- **Your goal**:
Below is a listing; copy all of it exactly.

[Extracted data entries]
● ● ● ●
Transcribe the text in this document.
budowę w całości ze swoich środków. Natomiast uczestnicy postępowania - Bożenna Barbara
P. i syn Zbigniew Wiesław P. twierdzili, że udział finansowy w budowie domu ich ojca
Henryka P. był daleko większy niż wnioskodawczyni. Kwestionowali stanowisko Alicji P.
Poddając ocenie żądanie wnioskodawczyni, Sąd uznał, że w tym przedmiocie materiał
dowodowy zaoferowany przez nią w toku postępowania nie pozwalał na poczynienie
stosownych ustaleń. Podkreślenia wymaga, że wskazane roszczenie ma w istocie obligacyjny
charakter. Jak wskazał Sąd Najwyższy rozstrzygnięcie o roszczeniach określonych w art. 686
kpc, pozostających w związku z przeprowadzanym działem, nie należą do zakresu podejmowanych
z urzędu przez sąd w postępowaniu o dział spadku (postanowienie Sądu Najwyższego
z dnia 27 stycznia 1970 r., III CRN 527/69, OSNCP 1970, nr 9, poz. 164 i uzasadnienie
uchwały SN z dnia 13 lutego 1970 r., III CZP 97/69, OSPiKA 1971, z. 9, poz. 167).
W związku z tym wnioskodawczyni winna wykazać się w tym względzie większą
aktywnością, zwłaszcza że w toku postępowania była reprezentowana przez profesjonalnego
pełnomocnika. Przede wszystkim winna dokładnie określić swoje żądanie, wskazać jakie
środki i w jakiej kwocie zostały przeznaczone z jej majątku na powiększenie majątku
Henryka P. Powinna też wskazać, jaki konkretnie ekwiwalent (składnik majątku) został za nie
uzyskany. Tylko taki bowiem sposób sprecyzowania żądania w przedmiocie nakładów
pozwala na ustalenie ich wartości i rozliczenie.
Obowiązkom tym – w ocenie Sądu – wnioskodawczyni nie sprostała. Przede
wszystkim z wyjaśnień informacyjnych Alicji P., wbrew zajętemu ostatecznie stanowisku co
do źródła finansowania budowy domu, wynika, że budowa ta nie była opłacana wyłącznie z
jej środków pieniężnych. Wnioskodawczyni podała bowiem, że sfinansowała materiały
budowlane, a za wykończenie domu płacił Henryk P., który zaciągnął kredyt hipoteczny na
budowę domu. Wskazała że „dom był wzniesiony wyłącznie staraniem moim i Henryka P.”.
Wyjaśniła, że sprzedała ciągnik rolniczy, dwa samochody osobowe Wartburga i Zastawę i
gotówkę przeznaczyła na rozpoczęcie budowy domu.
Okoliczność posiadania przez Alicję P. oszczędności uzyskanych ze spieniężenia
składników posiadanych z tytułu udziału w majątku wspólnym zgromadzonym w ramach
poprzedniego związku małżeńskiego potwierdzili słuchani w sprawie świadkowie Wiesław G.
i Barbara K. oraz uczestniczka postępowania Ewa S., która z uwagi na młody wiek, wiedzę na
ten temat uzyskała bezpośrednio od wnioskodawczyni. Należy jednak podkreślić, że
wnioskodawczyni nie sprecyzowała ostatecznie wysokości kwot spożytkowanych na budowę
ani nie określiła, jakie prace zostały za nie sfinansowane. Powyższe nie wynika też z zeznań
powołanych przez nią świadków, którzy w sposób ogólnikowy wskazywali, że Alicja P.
● ● ● ●
- **Solved problem**:
Transcribe the text in this document.
budowę w całości ze swoich środków. Natomiast uczestnicy postępowania - Bożenna Barbara
P. i syn Zbigniew Wiesław P. twierdzili, że udział finansowy w budowie domu ich ojca
Henryka P. był daleko większy niż wnioskodawczyni. Kwestionowali stanowisko Alicji P.
Poddając ocenie żądanie wnioskodawczyni, Sąd uznał, że w tym przedmiocie materiał
dowodowy zaoferowany przez nią w toku postępowania nie pozwalał na poczynienie
stosownych ustaleń. Podkreślenia wymaga, że wskazane roszczenie ma w istocie obligacyjny
charakter. Jak wskazał Sąd Najwyższy rozstrzygnięcie o roszczeniach określonych w art. 686
kpc, pozostających w związku z przeprowadzanym działem, nie należą do zakresu podejmowanych
z urzędu przez sąd w postępowaniu o dział spadku (postanowienie Sądu Najwyższego
z dnia 27 stycznia 1970 r., III CRN 527/69, OSNCP 1970, nr 9, poz. 164 i uzasadnienie
uchwały SN z dnia 13 lutego 1970 r., III CZP 97/69, OSPiKA 1971, z. 9, poz. 167).
W związku z tym wnioskodawczyni winna wykazać się w tym względzie większą
aktywnością, zwłaszcza że w toku postępowania była reprezentowana przez profesjonalnego
pełnomocnika. Przede wszystkim winna dokładnie określić swoje żądanie, wskazać jakie
środki i w jakiej kwocie zostały przeznaczone z jej majątku na powiększenie majątku
Henryka P. Powinna też wskazać, jaki konkretnie ekwiwalent (składnik majątku) został za nie
uzyskany. Tylko taki bowiem sposób sprecyzowania żądania w przedmiocie nakładów
pozwala na ustalenie ich wartości i rozliczenie.
Obowiązkom tym – w ocenie Sądu – wnioskodawczyni nie sprostała. Przede
wszystkim z wyjaśnień informacyjnych Alicji P., wbrew zajętemu ostatecznie stanowisku co
do źródła finansowania budowy domu, wynika, że budowa ta nie była opłacana wyłącznie z
jej środków pieniężnych. Wnioskodawczyni podała bowiem, że sfinansowała materiały
budowlane, a za wykończenie domu płacił Henryk P., który zaciągnął kredyt hipoteczny na
budowę domu. Wskazała że „dom był wzniesiony wyłącznie staraniem moim i Henryka P.”.
Wyjaśniła, że sprzedała ciągnik rolniczy, dwa samochody osobowe Wartburga i Zastawę i
gotówkę przeznaczyła na rozpoczęcie budowy domu.
Okoliczność posiadania przez Alicję P. oszczędności uzyskanych ze spieniężenia
składników posiadanych z tytułu udziału w majątku wspólnym zgromadzonym w ramach
poprzedniego związku małżeńskiego potwierdzili słuchani w sprawie świadkowie Wiesław G.
i Barbara K. oraz uczestniczka postępowania Ewa S., która z uwagi na młody wiek, wiedzę na
ten temat uzyskała bezpośrednio od wnioskodawczyni. Należy jednak podkreślić, że
wnioskodawczyni nie sprecyzowała ostatecznie wysokości kwot spożytkowanych na budowę
ani nie określiła, jakie prace zostały za nie sfinansowane. Powyższe nie wynika też z zeznań
powołanych przez nią świadków, którzy w sposób ogólnikowy wskazywali, że Alicja P.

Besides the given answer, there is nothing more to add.